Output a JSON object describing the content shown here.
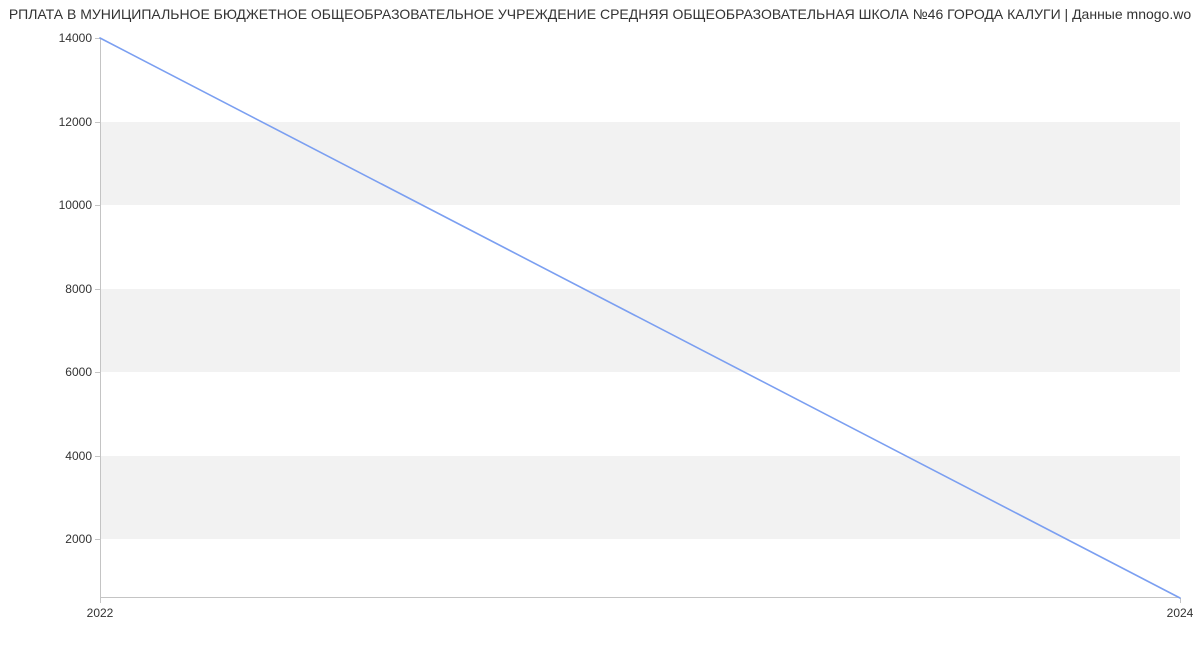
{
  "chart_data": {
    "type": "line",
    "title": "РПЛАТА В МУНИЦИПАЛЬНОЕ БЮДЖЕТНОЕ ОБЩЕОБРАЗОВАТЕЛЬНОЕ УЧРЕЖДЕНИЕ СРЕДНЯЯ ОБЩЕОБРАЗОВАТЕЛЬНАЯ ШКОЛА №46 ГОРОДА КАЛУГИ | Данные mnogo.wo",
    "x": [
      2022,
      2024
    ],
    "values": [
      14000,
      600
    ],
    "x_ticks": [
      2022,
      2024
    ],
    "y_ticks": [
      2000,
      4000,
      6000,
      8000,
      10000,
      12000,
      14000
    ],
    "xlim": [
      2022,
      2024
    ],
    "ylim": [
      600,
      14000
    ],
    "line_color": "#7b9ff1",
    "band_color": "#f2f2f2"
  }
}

---

Task prompt ::
Your copy should repeat each entry above exactly but contain no pictures.

The response ::
Output a JSON object describing the content shown here.
{
  "chart_data": {
    "type": "line",
    "title": "РПЛАТА В МУНИЦИПАЛЬНОЕ БЮДЖЕТНОЕ ОБЩЕОБРАЗОВАТЕЛЬНОЕ УЧРЕЖДЕНИЕ СРЕДНЯЯ ОБЩЕОБРАЗОВАТЕЛЬНАЯ ШКОЛА №46 ГОРОДА КАЛУГИ | Данные mnogo.wo",
    "x": [
      2022,
      2024
    ],
    "values": [
      14000,
      600
    ],
    "x_ticks": [
      2022,
      2024
    ],
    "y_ticks": [
      2000,
      4000,
      6000,
      8000,
      10000,
      12000,
      14000
    ],
    "xlim": [
      2022,
      2024
    ],
    "ylim": [
      600,
      14000
    ],
    "line_color": "#7b9ff1",
    "band_color": "#f2f2f2"
  }
}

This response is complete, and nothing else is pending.